## start Given entries

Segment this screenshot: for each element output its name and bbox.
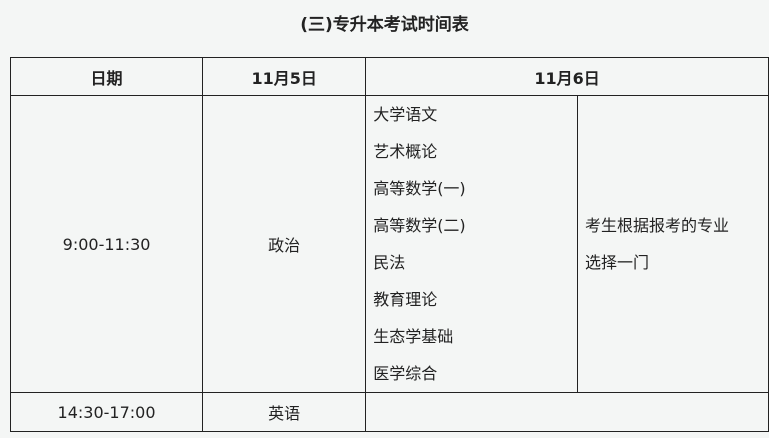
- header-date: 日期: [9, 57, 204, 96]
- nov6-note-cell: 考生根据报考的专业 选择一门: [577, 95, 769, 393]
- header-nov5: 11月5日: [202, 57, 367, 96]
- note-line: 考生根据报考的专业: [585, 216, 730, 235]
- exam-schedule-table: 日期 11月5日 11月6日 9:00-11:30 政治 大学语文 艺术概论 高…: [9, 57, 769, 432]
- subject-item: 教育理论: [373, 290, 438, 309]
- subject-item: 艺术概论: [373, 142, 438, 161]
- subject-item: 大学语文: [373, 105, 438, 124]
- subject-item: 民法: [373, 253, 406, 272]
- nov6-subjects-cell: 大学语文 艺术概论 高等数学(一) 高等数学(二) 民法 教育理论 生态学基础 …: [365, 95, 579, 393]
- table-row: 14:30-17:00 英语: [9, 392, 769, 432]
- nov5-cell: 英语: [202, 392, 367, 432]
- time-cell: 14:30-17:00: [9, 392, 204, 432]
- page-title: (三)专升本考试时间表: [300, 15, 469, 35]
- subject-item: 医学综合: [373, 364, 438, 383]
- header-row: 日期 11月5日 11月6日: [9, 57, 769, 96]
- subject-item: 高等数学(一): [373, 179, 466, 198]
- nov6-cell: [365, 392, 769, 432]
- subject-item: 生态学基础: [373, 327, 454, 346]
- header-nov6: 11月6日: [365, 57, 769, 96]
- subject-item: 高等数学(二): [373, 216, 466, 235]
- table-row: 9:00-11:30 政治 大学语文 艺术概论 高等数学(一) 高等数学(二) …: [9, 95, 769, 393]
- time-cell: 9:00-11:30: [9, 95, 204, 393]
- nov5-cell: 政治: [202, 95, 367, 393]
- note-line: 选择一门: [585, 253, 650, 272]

## end Given entries
## start Given entries

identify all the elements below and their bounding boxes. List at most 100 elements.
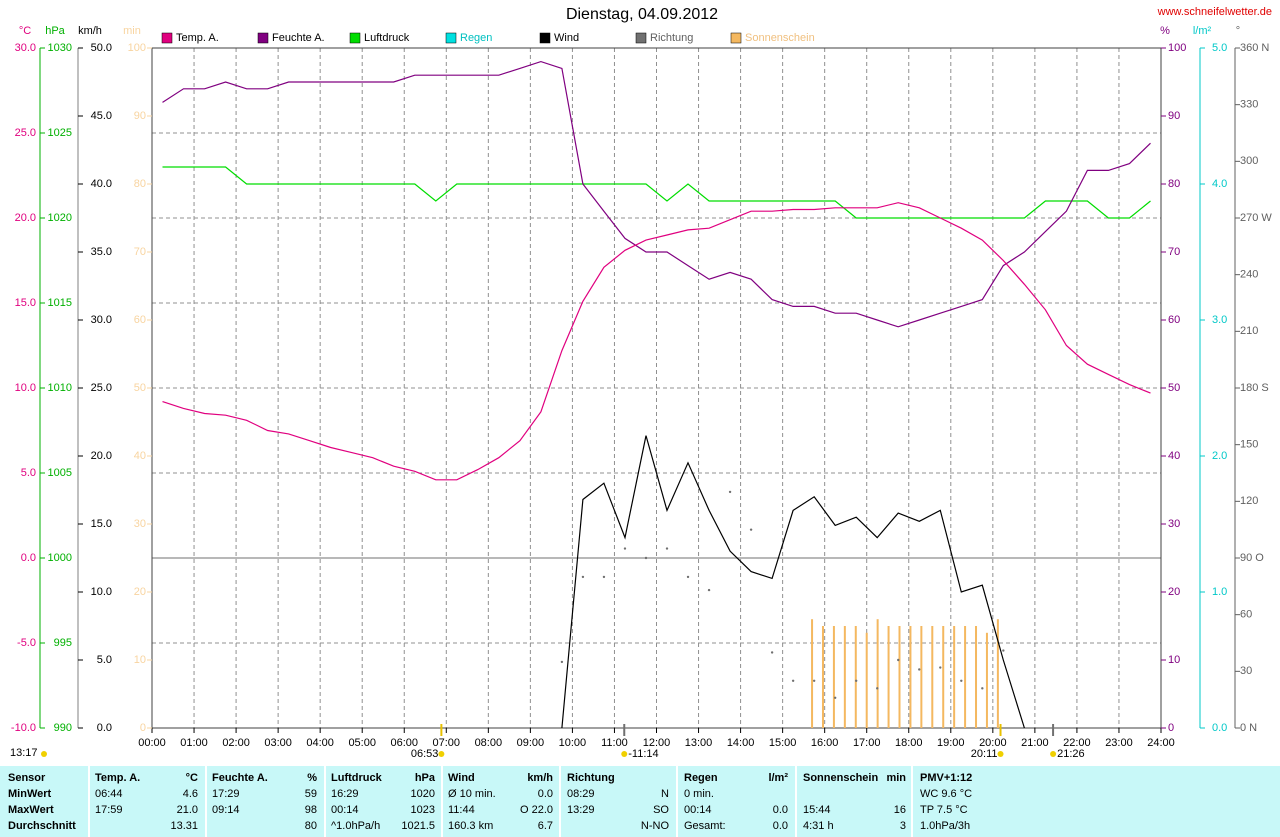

## end Given entries

Write out the material from the line with "Segment this screenshot: for" to the line with "- subject-item: 高等数学(二): [373, 216, 466, 235]", both included, copying each line exactly and leaving out the pictures.

Segment this screenshot: for each element output its name and bbox.
- header-date: 日期: [9, 57, 204, 96]
- nov6-note-cell: 考生根据报考的专业 选择一门: [577, 95, 769, 393]
- header-nov5: 11月5日: [202, 57, 367, 96]
- note-line: 考生根据报考的专业: [585, 216, 730, 235]
- exam-schedule-table: 日期 11月5日 11月6日 9:00-11:30 政治 大学语文 艺术概论 高…: [9, 57, 769, 432]
- subject-item: 教育理论: [373, 290, 438, 309]
- subject-item: 艺术概论: [373, 142, 438, 161]
- subject-item: 大学语文: [373, 105, 438, 124]
- subject-item: 民法: [373, 253, 406, 272]
- nov6-subjects-cell: 大学语文 艺术概论 高等数学(一) 高等数学(二) 民法 教育理论 生态学基础 …: [365, 95, 579, 393]
- table-row: 14:30-17:00 英语: [9, 392, 769, 432]
- nov5-cell: 英语: [202, 392, 367, 432]
- time-cell: 14:30-17:00: [9, 392, 204, 432]
- page-title: (三)专升本考试时间表: [300, 15, 469, 35]
- subject-item: 医学综合: [373, 364, 438, 383]
- header-row: 日期 11月5日 11月6日: [9, 57, 769, 96]
- subject-item: 高等数学(一): [373, 179, 466, 198]
- nov6-cell: [365, 392, 769, 432]
- subject-item: 生态学基础: [373, 327, 454, 346]
- header-nov6: 11月6日: [365, 57, 769, 96]
- subject-item: 高等数学(二): [373, 216, 466, 235]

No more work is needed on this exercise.